(TO DO):
All records are to be retyped faithfully and completely.

(Records about charts and figures):
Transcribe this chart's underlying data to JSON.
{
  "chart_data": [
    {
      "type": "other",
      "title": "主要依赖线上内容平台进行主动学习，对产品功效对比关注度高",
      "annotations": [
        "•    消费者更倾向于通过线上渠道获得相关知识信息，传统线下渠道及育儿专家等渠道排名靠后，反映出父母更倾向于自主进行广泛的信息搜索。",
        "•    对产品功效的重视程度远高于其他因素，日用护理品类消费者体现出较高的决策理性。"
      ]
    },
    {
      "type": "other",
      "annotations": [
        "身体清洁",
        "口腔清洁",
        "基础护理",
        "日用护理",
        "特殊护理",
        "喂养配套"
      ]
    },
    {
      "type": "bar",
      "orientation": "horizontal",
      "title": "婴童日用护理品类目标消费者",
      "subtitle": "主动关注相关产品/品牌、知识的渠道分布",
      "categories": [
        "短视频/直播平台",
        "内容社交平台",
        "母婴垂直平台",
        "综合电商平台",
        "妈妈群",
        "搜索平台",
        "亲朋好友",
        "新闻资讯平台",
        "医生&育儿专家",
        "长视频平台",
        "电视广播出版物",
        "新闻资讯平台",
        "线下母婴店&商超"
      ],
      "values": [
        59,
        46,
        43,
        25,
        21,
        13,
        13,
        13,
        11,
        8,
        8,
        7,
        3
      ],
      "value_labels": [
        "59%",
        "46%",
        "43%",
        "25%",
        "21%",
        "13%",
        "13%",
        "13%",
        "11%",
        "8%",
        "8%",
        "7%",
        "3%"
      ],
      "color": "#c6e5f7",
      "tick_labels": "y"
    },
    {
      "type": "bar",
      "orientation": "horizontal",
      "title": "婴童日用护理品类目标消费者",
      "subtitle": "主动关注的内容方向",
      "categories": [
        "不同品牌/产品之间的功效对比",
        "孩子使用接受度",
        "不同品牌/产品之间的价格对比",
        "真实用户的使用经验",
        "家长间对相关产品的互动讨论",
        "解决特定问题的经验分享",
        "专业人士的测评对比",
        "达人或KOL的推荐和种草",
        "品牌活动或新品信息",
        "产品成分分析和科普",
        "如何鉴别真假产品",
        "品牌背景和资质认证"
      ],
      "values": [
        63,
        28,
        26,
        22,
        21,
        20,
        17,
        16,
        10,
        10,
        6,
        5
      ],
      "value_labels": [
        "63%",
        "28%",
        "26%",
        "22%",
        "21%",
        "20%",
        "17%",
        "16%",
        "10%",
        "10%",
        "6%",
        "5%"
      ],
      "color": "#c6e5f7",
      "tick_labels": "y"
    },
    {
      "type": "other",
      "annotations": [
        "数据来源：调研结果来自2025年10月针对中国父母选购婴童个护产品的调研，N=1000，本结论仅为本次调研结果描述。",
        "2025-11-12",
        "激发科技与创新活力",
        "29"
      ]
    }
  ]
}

(THE COMPLETED TASK):
Transcribe this chart's underlying data to JSON.
{
  "chart_data": [
    {
      "type": "other",
      "title": "主要依赖线上内容平台进行主动学习，对产品功效对比关注度高",
      "annotations": [
        "•    消费者更倾向于通过线上渠道获得相关知识信息，传统线下渠道及育儿专家等渠道排名靠后，反映出父母更倾向于自主进行广泛的信息搜索。",
        "•    对产品功效的重视程度远高于其他因素，日用护理品类消费者体现出较高的决策理性。"
      ]
    },
    {
      "type": "other",
      "annotations": [
        "身体清洁",
        "口腔清洁",
        "基础护理",
        "日用护理",
        "特殊护理",
        "喂养配套"
      ]
    },
    {
      "type": "bar",
      "orientation": "horizontal",
      "title": "婴童日用护理品类目标消费者",
      "subtitle": "主动关注相关产品/品牌、知识的渠道分布",
      "categories": [
        "短视频/直播平台",
        "内容社交平台",
        "母婴垂直平台",
        "综合电商平台",
        "妈妈群",
        "搜索平台",
        "亲朋好友",
        "新闻资讯平台",
        "医生&育儿专家",
        "长视频平台",
        "电视广播出版物",
        "新闻资讯平台",
        "线下母婴店&商超"
      ],
      "values": [
        59,
        46,
        43,
        25,
        21,
        13,
        13,
        13,
        11,
        8,
        8,
        7,
        3
      ],
      "value_labels": [
        "59%",
        "46%",
        "43%",
        "25%",
        "21%",
        "13%",
        "13%",
        "13%",
        "11%",
        "8%",
        "8%",
        "7%",
        "3%"
      ],
      "color": "#c6e5f7",
      "tick_labels": "y"
    },
    {
      "type": "bar",
      "orientation": "horizontal",
      "title": "婴童日用护理品类目标消费者",
      "subtitle": "主动关注的内容方向",
      "categories": [
        "不同品牌/产品之间的功效对比",
        "孩子使用接受度",
        "不同品牌/产品之间的价格对比",
        "真实用户的使用经验",
        "家长间对相关产品的互动讨论",
        "解决特定问题的经验分享",
        "专业人士的测评对比",
        "达人或KOL的推荐和种草",
        "品牌活动或新品信息",
        "产品成分分析和科普",
        "如何鉴别真假产品",
        "品牌背景和资质认证"
      ],
      "values": [
        63,
        28,
        26,
        22,
        21,
        20,
        17,
        16,
        10,
        10,
        6,
        5
      ],
      "value_labels": [
        "63%",
        "28%",
        "26%",
        "22%",
        "21%",
        "20%",
        "17%",
        "16%",
        "10%",
        "10%",
        "6%",
        "5%"
      ],
      "color": "#c6e5f7",
      "tick_labels": "y"
    },
    {
      "type": "other",
      "annotations": [
        "数据来源：调研结果来自2025年10月针对中国父母选购婴童个护产品的调研，N=1000，本结论仅为本次调研结果描述。",
        "2025-11-12",
        "激发科技与创新活力",
        "29"
      ]
    }
  ]
}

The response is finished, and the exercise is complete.